## Begin DATASET EXTRACT
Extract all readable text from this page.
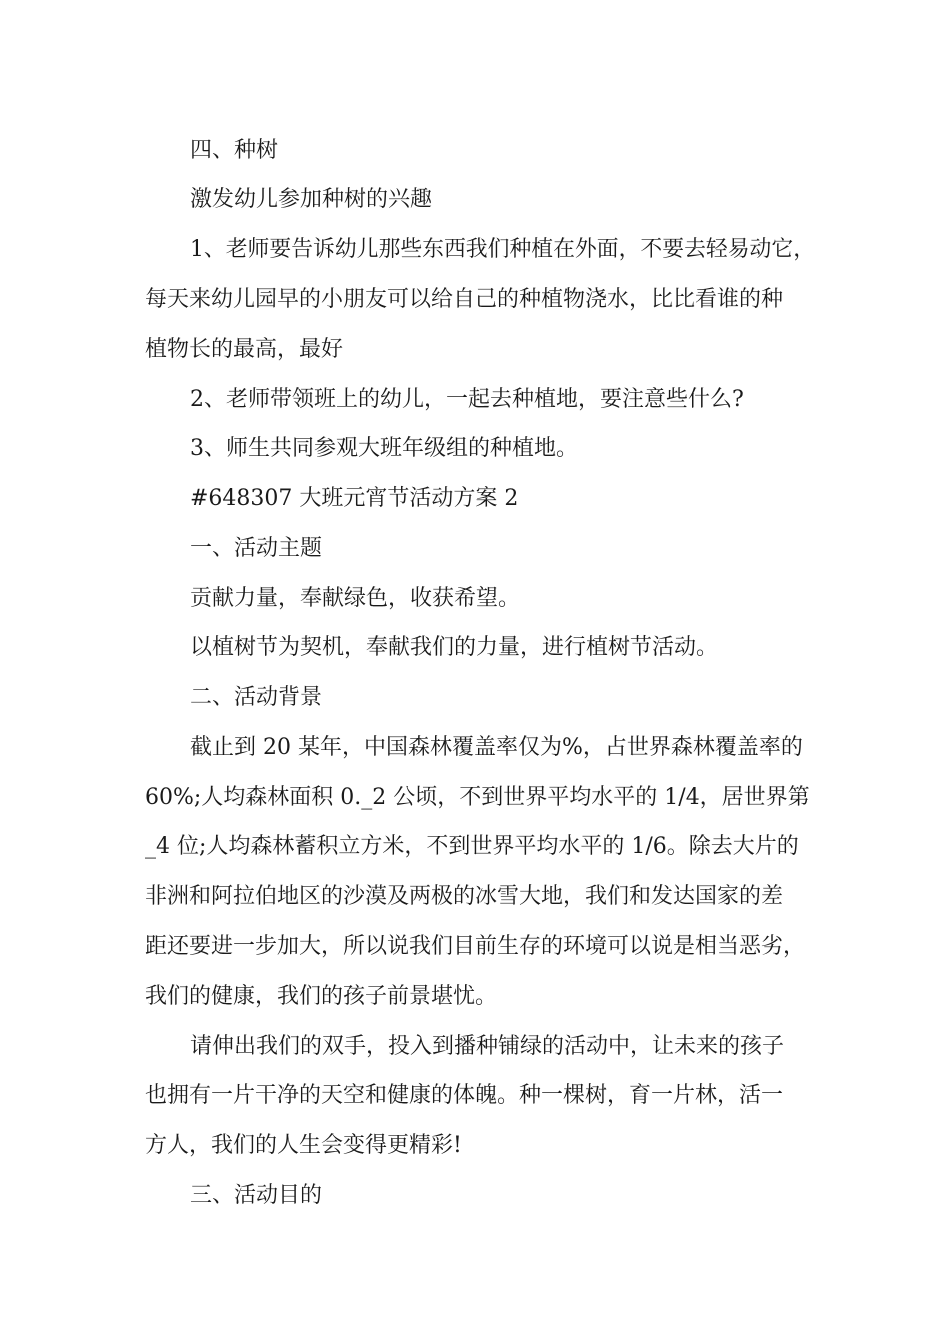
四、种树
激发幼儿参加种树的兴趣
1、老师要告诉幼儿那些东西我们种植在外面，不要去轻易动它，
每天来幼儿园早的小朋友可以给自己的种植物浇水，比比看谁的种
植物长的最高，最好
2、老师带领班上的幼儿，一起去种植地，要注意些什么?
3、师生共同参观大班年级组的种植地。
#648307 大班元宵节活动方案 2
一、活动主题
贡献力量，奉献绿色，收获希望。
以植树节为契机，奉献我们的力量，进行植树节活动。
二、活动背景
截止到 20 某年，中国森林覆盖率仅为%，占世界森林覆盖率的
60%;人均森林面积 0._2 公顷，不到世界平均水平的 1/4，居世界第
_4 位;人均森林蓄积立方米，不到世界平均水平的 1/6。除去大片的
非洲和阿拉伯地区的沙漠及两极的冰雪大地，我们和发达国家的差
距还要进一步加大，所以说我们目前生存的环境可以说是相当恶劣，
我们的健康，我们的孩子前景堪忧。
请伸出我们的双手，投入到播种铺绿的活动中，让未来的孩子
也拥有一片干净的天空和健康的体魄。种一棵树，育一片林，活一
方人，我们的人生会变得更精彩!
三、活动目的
## End DATASET EXTRACT
Output all of the records exactly as they appear above, but not the pictures.

**ANSWER TO THE EXERCISE**
Extract all readable text from this page.
四、种树
激发幼儿参加种树的兴趣
1、老师要告诉幼儿那些东西我们种植在外面，不要去轻易动它，
每天来幼儿园早的小朋友可以给自己的种植物浇水，比比看谁的种
植物长的最高，最好
2、老师带领班上的幼儿，一起去种植地，要注意些什么?
3、师生共同参观大班年级组的种植地。
#648307 大班元宵节活动方案 2
一、活动主题
贡献力量，奉献绿色，收获希望。
以植树节为契机，奉献我们的力量，进行植树节活动。
二、活动背景
截止到 20 某年，中国森林覆盖率仅为%，占世界森林覆盖率的
60%;人均森林面积 0._2 公顷，不到世界平均水平的 1/4，居世界第
_4 位;人均森林蓄积立方米，不到世界平均水平的 1/6。除去大片的
非洲和阿拉伯地区的沙漠及两极的冰雪大地，我们和发达国家的差
距还要进一步加大，所以说我们目前生存的环境可以说是相当恶劣，
我们的健康，我们的孩子前景堪忧。
请伸出我们的双手，投入到播种铺绿的活动中，让未来的孩子
也拥有一片干净的天空和健康的体魄。种一棵树，育一片林，活一
方人，我们的人生会变得更精彩!
三、活动目的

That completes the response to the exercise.